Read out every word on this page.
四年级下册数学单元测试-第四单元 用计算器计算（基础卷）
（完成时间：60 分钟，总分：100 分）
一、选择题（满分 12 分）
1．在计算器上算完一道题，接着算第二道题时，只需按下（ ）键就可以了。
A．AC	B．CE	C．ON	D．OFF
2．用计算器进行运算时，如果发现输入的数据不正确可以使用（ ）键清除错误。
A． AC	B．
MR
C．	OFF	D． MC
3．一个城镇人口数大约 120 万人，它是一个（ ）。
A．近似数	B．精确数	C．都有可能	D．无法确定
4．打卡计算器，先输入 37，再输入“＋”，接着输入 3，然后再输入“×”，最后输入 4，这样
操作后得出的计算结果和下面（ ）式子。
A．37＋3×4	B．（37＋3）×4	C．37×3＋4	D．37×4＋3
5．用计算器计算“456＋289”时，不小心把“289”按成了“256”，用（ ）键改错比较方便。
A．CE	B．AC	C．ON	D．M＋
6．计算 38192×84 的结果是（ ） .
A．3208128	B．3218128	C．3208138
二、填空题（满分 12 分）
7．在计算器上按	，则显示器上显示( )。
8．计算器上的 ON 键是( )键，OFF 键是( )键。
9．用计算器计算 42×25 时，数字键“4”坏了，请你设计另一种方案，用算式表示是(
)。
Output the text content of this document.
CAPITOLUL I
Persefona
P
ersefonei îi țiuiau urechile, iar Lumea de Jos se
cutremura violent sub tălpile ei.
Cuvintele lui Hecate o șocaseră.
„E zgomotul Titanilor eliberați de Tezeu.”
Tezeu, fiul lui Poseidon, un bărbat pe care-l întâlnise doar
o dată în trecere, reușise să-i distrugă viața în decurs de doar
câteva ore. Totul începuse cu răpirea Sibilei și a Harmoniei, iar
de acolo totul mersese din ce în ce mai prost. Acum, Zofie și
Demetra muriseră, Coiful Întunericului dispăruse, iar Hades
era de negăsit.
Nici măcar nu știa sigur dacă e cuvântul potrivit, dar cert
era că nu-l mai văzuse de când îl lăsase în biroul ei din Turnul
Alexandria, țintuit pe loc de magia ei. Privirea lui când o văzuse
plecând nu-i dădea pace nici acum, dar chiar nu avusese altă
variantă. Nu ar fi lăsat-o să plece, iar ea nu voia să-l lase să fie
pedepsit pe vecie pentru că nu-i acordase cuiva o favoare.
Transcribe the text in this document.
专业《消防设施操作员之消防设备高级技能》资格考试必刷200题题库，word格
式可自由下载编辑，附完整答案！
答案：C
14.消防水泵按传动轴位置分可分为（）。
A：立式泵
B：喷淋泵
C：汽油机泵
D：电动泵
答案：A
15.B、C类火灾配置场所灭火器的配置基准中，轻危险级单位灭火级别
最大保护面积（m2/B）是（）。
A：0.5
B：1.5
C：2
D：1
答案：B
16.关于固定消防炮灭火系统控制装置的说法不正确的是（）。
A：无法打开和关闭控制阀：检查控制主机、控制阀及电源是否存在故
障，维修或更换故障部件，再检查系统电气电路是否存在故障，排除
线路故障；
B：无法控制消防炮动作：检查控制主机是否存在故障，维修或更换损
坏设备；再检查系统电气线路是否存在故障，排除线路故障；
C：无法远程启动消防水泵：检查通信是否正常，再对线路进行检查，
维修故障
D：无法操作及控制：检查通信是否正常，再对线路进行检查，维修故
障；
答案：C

## The problem
Everything from the line containing "Transcribe the text in this document." to the last line of the entries above should be quoted exactly, and only that.

## Solved exercise
Transcribe the text in this document.
专业《消防设施操作员之消防设备高级技能》资格考试必刷200题题库，word格
式可自由下载编辑，附完整答案！
答案：C
14.消防水泵按传动轴位置分可分为（）。
A：立式泵
B：喷淋泵
C：汽油机泵
D：电动泵
答案：A
15.B、C类火灾配置场所灭火器的配置基准中，轻危险级单位灭火级别
最大保护面积（m2/B）是（）。
A：0.5
B：1.5
C：2
D：1
答案：B
16.关于固定消防炮灭火系统控制装置的说法不正确的是（）。
A：无法打开和关闭控制阀：检查控制主机、控制阀及电源是否存在故
障，维修或更换故障部件，再检查系统电气电路是否存在故障，排除
线路故障；
B：无法控制消防炮动作：检查控制主机是否存在故障，维修或更换损
坏设备；再检查系统电气线路是否存在故障，排除线路故障；
C：无法远程启动消防水泵：检查通信是否正常，再对线路进行检查，
维修故障
D：无法操作及控制：检查通信是否正常，再对线路进行检查，维修故
障；
答案：C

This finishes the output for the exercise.